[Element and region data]
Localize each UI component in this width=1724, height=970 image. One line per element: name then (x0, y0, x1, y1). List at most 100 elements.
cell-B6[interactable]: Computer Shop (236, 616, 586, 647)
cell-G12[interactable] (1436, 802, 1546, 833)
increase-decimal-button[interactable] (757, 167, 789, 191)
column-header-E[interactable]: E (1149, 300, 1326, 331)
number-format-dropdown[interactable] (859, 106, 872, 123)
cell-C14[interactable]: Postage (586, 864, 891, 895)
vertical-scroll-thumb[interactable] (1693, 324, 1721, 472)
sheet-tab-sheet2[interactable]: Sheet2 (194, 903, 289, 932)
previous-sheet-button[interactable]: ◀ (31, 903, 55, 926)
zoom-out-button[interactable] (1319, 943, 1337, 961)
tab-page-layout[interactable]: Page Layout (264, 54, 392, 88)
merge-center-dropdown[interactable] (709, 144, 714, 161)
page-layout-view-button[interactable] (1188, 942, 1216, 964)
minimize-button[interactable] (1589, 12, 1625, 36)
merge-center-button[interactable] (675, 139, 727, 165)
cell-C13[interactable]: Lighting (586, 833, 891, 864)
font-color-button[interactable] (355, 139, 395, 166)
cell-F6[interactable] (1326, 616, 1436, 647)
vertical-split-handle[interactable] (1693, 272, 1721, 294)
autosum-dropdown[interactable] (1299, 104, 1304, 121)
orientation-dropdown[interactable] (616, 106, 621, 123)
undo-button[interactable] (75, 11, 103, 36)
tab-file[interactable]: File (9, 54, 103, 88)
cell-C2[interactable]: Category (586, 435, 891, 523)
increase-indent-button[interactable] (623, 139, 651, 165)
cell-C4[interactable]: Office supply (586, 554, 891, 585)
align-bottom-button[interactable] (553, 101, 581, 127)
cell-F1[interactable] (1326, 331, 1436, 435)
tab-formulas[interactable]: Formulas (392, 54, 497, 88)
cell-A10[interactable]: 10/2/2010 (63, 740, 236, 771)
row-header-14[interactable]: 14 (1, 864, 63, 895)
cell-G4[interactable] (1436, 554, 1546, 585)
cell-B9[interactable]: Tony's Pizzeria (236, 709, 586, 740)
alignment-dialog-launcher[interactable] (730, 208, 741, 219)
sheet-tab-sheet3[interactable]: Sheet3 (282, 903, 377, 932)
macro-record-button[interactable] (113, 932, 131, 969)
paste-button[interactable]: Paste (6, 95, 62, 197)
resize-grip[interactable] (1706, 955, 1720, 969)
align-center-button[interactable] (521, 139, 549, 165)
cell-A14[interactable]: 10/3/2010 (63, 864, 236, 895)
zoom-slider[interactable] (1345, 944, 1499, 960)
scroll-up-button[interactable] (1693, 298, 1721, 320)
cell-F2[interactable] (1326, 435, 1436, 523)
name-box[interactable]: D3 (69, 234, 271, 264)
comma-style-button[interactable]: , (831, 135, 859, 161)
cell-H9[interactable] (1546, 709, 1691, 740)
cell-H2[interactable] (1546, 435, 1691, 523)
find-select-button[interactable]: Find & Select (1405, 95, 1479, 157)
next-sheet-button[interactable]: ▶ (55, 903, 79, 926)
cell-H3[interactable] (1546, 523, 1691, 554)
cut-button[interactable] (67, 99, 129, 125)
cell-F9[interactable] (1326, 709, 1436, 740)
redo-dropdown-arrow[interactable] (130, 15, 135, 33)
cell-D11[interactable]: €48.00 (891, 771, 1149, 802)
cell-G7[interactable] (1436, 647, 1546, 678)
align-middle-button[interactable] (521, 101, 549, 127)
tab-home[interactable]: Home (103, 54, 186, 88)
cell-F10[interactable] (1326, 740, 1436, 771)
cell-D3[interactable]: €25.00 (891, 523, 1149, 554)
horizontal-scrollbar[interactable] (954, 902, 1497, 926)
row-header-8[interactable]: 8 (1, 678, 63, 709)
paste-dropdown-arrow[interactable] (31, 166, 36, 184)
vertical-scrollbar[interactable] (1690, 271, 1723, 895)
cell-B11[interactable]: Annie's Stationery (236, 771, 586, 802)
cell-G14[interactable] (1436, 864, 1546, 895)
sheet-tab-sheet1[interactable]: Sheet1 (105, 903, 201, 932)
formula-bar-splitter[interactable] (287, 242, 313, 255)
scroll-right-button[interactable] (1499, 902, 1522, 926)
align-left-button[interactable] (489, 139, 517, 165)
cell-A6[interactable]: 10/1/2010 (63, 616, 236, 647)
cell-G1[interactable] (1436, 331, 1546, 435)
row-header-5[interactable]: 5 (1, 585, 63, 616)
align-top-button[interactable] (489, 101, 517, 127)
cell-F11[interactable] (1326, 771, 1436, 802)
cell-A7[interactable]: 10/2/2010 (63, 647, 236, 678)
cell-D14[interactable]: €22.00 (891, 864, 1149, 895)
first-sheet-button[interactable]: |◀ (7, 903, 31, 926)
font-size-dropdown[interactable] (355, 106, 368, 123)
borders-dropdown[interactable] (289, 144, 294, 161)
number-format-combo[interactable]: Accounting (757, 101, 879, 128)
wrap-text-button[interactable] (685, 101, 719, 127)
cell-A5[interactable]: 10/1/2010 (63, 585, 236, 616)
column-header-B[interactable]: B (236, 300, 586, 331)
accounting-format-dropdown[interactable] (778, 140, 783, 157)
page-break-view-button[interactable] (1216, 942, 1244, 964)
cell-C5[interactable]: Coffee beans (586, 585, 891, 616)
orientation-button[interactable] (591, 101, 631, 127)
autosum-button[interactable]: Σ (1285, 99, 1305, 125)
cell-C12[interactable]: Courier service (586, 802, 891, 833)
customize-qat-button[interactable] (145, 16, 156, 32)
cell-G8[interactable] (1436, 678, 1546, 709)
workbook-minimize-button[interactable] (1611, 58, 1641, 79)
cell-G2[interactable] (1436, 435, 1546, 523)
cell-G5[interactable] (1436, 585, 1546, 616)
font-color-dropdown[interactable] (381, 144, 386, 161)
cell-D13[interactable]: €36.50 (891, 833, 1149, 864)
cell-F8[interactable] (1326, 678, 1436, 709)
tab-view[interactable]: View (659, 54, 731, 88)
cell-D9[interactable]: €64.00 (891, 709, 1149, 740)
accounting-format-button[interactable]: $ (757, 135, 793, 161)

» SHORT PROBLEM:
Identify every line in the records that contains the string "view" and copy each one. Case counts.

» SOLUTION BELOW:
page-layout-view-button[interactable] (1188, 942, 1216, 964)
page-break-view-button[interactable] (1216, 942, 1244, 964)
tab-view[interactable]: View (659, 54, 731, 88)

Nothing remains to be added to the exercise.